** begin MATERIAL FOR THIS TASK **

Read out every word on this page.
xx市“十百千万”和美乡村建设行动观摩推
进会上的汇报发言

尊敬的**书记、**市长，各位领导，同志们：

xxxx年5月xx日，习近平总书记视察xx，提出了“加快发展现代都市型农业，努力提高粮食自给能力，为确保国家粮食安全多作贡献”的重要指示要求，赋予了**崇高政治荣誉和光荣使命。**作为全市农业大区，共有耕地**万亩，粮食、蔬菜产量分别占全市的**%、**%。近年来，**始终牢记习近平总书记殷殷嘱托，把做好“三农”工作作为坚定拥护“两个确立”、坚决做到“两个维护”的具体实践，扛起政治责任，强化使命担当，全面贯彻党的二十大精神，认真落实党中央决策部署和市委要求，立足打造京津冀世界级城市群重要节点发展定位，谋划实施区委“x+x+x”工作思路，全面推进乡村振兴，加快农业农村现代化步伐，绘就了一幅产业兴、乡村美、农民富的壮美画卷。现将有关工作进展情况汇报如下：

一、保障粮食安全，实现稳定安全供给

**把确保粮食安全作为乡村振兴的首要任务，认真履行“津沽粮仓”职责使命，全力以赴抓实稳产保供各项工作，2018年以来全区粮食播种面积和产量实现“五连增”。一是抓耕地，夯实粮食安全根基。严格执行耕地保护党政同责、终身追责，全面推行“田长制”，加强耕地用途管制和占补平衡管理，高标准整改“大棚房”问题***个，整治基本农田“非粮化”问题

** end MATERIAL FOR THIS TASK **

• **REQUEST**: Each of the records should be retyped exactly.

• **EXERCISE OUTPUT**:
Read out every word on this page.
xx市“十百千万”和美乡村建设行动观摩推
进会上的汇报发言

尊敬的**书记、**市长，各位领导，同志们：

xxxx年5月xx日，习近平总书记视察xx，提出了“加快发展现代都市型农业，努力提高粮食自给能力，为确保国家粮食安全多作贡献”的重要指示要求，赋予了**崇高政治荣誉和光荣使命。**作为全市农业大区，共有耕地**万亩，粮食、蔬菜产量分别占全市的**%、**%。近年来，**始终牢记习近平总书记殷殷嘱托，把做好“三农”工作作为坚定拥护“两个确立”、坚决做到“两个维护”的具体实践，扛起政治责任，强化使命担当，全面贯彻党的二十大精神，认真落实党中央决策部署和市委要求，立足打造京津冀世界级城市群重要节点发展定位，谋划实施区委“x+x+x”工作思路，全面推进乡村振兴，加快农业农村现代化步伐，绘就了一幅产业兴、乡村美、农民富的壮美画卷。现将有关工作进展情况汇报如下：

一、保障粮食安全，实现稳定安全供给

**把确保粮食安全作为乡村振兴的首要任务，认真履行“津沽粮仓”职责使命，全力以赴抓实稳产保供各项工作，2018年以来全区粮食播种面积和产量实现“五连增”。一是抓耕地，夯实粮食安全根基。严格执行耕地保护党政同责、终身追责，全面推行“田长制”，加强耕地用途管制和占补平衡管理，高标准整改“大棚房”问题***个，整治基本农田“非粮化”问题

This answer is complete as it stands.